機器學習實戰(三)決策樹ID3:樹的構建和簡單分類
說明:主要參考 機器學習實戰之決策樹,裡面程式碼的實現和詳細的註釋,是一個關於機器學習實戰的不錯的學習資料,推薦一波。出於程式設計實踐和機器學習演算法梳理的目的,按照自己的程式碼風格重寫該演算法,在實現的過程中也很有助於自己的思考。為方便下次看時能快速理解便通過截圖的方式擷取了個人認為比較關鍵的內容,推薦看原連結,自己在程式碼實現過程中會留下一些思考,也歡迎交流學習。
還有個寫得更為詳細的資料可以參考一下:ID3演算法實現,每一步都有很詳細的計算。
相關知識點
下面兩個圖是自己以前看決策樹的時候整的PPT裡面的兩頁,主要是說的是ID3和相關概念,至於C4.5,CART,GBDT, RandomForest等內容就不貼上來了,ID3的原理還是很簡單的,可以找到很多其他資料,這裡呢主要還是側重於程式設計實踐。
ID3演算法實現
下面程式碼的主要參考連結在上面已經給出了,詳細的分析建議看原連結,這份程式碼應該算是最最最simple的一個例子了,沒有剪枝和非離散化的資料處理,更沒有不完整資料的處理,只是簡單的構建幾個資料實現ID3樹的構建和分類決策。
# __author__ = 'czx'
# coding=utf-8
"""
Description:
ID3 Algorithm for fish classification task .
"""
from numpy import *
from math import log
def createData():
"""
:return:
data: including feature values and class values
labels: description of features
"""
data = [[1, 1, 'yes'], [1, 1, 'yes'], [1, 0, 'no'], [1, 0, 'no'], [0, 1, 'no']]
labels = ['no surfing', 'flippers']
return data, labels
def calcShannonEnt( data ):
"""
:param
data: given data set
:return:
shannonent: shannon entropy of the given data set
"""
num = len(data) # data set size
labelcount = {} # count number of each class ['yes','no']
for sample in data:
templabel = sample[-1] # class label of sample in data ['yes','no']
if templabel not in labelcount.keys(): # add to dict
labelcount[templabel] = 0 # initial value is 0
labelcount[templabel] += 1 # count
shannonent = 0.0 # initial shannon entropy
for key in labelcount: # for all classes
prob = float(labelcount[key])/num # Pi = Ni/N
shannonent -= prob * log(prob, 2) # Ent = Addup(Pi) (i=2) ,bacause classes:['yes','no']
return shannonent # shannon entropy of the given data
def spiltDataSet(data,index,value):
"""
:param
data: the given data set
index: index of selected feature
value: the selected value to spilt the data set
:return:
resData: result of spilt data set
"""
resData = []
for sample in data: # for all samples in data set
# Mention that ID3 algorithm can only handle features with discrete values
if sample[index] == value: # the selected feature value of sample
spiltSample = sample[:index] # first index features
spiltSample.extend(sample[index+1:]) # last all features except feature[index]
resData.append(spiltSample)
return resData
def chooseBestFeatureToSpilt(data):
"""
:param
data: the given data set
:return:
bestFeature: the index of best feature which has best info gain
"""

■ ■ ■ ■ ■ ■ ■

- **任務目標 1**: 請從清單開頭起,一直到含有「tree-row[interactable]: db.sqlite3 xyxy=(13,399,132,419)」的那一行(包含該行)為止,逐字照抄這些行。

標註元素清單

■ ■ ■ ■ ■ ■ ■

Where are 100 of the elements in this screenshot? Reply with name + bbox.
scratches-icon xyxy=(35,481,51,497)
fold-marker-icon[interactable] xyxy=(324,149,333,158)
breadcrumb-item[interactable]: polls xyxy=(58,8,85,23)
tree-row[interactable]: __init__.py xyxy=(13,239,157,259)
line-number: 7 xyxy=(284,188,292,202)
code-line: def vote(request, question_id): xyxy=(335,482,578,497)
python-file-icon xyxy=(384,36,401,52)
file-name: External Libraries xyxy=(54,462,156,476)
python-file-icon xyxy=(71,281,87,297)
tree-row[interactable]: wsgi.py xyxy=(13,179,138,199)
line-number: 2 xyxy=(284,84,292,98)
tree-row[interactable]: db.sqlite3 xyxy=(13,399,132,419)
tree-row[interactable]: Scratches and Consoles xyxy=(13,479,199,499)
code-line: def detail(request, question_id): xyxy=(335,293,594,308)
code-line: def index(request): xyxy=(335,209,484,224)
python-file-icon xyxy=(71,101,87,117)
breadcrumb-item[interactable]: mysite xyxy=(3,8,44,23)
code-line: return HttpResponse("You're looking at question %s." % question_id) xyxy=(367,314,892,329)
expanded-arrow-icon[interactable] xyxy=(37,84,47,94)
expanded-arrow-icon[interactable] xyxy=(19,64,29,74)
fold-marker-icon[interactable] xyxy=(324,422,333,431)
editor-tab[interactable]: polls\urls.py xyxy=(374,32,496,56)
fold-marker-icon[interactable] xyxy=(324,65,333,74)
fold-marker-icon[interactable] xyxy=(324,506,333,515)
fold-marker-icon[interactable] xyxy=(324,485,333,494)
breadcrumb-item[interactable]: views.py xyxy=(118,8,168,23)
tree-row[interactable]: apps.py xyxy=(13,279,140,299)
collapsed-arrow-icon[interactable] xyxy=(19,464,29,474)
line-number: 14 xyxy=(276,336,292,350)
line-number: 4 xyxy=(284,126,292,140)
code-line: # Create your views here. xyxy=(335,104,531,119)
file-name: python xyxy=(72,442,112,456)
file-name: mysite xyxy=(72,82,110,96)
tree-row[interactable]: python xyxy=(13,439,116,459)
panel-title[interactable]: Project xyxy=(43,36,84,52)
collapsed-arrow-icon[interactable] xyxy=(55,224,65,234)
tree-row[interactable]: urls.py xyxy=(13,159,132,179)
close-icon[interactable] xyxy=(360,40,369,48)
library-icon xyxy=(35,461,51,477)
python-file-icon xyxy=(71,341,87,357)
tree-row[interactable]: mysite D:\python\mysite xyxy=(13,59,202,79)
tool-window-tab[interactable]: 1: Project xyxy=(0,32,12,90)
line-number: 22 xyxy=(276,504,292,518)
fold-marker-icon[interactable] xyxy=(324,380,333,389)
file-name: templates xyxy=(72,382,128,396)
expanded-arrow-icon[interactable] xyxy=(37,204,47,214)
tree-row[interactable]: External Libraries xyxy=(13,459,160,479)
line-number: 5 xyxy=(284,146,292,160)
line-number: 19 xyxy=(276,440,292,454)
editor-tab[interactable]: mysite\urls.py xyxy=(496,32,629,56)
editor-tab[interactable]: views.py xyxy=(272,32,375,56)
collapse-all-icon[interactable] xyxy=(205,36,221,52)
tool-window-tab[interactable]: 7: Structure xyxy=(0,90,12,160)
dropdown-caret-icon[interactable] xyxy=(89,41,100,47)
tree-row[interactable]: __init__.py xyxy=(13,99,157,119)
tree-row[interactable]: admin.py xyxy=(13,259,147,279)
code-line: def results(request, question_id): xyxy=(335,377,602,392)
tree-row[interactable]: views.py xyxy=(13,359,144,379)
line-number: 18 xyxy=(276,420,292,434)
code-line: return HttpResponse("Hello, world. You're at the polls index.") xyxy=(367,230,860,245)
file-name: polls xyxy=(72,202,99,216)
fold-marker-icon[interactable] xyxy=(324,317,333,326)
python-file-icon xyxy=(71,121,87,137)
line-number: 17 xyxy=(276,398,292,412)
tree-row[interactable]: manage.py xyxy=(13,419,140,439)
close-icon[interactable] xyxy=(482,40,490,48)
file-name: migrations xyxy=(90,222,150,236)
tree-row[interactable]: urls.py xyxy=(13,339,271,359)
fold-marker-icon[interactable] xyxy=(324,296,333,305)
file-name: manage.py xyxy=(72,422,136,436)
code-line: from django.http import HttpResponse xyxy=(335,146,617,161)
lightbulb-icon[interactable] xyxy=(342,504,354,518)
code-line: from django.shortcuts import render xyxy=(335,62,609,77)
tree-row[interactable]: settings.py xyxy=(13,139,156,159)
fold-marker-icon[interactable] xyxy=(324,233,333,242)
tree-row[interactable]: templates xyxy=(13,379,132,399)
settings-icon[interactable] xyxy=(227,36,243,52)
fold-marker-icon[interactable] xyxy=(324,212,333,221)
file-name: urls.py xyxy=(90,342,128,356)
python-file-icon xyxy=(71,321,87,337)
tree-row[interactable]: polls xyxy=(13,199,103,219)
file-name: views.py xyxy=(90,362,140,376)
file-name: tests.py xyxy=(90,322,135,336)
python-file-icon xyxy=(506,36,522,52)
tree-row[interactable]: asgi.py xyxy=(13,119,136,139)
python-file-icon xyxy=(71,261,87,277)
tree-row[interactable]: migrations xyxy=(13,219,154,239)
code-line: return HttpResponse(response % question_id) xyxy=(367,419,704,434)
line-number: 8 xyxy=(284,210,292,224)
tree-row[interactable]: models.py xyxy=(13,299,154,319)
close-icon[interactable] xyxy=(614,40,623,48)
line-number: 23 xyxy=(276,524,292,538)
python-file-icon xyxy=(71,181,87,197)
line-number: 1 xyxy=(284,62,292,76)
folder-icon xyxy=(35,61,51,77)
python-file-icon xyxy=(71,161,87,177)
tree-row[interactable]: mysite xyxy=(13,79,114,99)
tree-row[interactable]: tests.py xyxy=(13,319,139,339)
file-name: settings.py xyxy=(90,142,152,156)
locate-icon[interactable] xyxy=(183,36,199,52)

■ ■ ■ ■ ■ ■ ■

- **任務目標 2**: 根據這篇 ID3 決策樹文章,判斷下列敘述是否相符,逐項回答「是」或「否」,並原文引用作為依據的字句:(a) 文中程式碼包含剪枝處理;(b) createData 傳回的 labels 為 'no surfing' 與 'flippers';(c) 程式碼註解指出 ID3 演算法只能處理離散值特徵。

- **解答示範 1**:
Where are 100 of the elements in this screenshot? Reply with name + bbox.
scratches-icon xyxy=(35,481,51,497)
fold-marker-icon[interactable] xyxy=(324,149,333,158)
breadcrumb-item[interactable]: polls xyxy=(58,8,85,23)
tree-row[interactable]: __init__.py xyxy=(13,239,157,259)
line-number: 7 xyxy=(284,188,292,202)
code-line: def vote(request, question_id): xyxy=(335,482,578,497)
python-file-icon xyxy=(384,36,401,52)
file-name: External Libraries xyxy=(54,462,156,476)
python-file-icon xyxy=(71,281,87,297)
tree-row[interactable]: wsgi.py xyxy=(13,179,138,199)
line-number: 2 xyxy=(284,84,292,98)
tree-row[interactable]: db.sqlite3 xyxy=(13,399,132,419)

- **解答示範 2**:
(a) 否。「沒有剪枝和非離散化的資料處理」
(b) 是。「labels = ['no surfing', 'flippers']」
(c) 是。「Mention that ID3 algorithm can only handle features with discrete values」